┌─ SUPPLIED RECORDS

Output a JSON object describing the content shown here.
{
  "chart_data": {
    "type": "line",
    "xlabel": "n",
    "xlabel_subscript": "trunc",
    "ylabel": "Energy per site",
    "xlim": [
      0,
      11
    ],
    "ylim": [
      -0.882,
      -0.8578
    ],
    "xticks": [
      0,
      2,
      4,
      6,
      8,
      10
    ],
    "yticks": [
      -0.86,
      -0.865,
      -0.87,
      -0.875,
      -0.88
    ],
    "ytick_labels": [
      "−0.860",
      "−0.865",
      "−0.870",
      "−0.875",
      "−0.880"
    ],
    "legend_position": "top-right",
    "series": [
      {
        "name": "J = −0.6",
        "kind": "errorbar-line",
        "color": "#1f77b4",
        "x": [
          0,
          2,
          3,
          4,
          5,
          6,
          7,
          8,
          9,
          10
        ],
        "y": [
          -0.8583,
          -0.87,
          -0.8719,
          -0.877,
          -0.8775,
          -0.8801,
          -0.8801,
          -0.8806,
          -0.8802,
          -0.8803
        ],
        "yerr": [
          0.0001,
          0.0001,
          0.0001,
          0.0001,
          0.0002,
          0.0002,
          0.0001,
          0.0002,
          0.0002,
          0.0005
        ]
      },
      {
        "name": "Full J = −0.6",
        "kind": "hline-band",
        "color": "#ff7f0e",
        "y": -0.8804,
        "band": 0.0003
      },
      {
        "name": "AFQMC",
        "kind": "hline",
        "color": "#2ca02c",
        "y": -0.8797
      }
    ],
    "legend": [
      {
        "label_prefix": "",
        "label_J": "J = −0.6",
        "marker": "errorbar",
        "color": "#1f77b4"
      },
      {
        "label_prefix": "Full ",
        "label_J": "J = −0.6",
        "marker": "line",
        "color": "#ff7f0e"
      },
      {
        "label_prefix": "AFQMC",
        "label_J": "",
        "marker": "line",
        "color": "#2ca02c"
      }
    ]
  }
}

└─

Exactly as written above, please repeat the entries.

_RESPONSE TO THE EXERCISE_:
Output a JSON object describing the content shown here.
{
  "chart_data": {
    "type": "line",
    "xlabel": "n",
    "xlabel_subscript": "trunc",
    "ylabel": "Energy per site",
    "xlim": [
      0,
      11
    ],
    "ylim": [
      -0.882,
      -0.8578
    ],
    "xticks": [
      0,
      2,
      4,
      6,
      8,
      10
    ],
    "yticks": [
      -0.86,
      -0.865,
      -0.87,
      -0.875,
      -0.88
    ],
    "ytick_labels": [
      "−0.860",
      "−0.865",
      "−0.870",
      "−0.875",
      "−0.880"
    ],
    "legend_position": "top-right",
    "series": [
      {
        "name": "J = −0.6",
        "kind": "errorbar-line",
        "color": "#1f77b4",
        "x": [
          0,
          2,
          3,
          4,
          5,
          6,
          7,
          8,
          9,
          10
        ],
        "y": [
          -0.8583,
          -0.87,
          -0.8719,
          -0.877,
          -0.8775,
          -0.8801,
          -0.8801,
          -0.8806,
          -0.8802,
          -0.8803
        ],
        "yerr": [
          0.0001,
          0.0001,
          0.0001,
          0.0001,
          0.0002,
          0.0002,
          0.0001,
          0.0002,
          0.0002,
          0.0005
        ]
      },
      {
        "name": "Full J = −0.6",
        "kind": "hline-band",
        "color": "#ff7f0e",
        "y": -0.8804,
        "band": 0.0003
      },
      {
        "name": "AFQMC",
        "kind": "hline",
        "color": "#2ca02c",
        "y": -0.8797
      }
    ],
    "legend": [
      {
        "label_prefix": "",
        "label_J": "J = −0.6",
        "marker": "errorbar",
        "color": "#1f77b4"
      },
      {
        "label_prefix": "Full ",
        "label_J": "J = −0.6",
        "marker": "line",
        "color": "#ff7f0e"
      },
      {
        "label_prefix": "AFQMC",
        "label_J": "",
        "marker": "line",
        "color": "#2ca02c"
      }
    ]
  }
}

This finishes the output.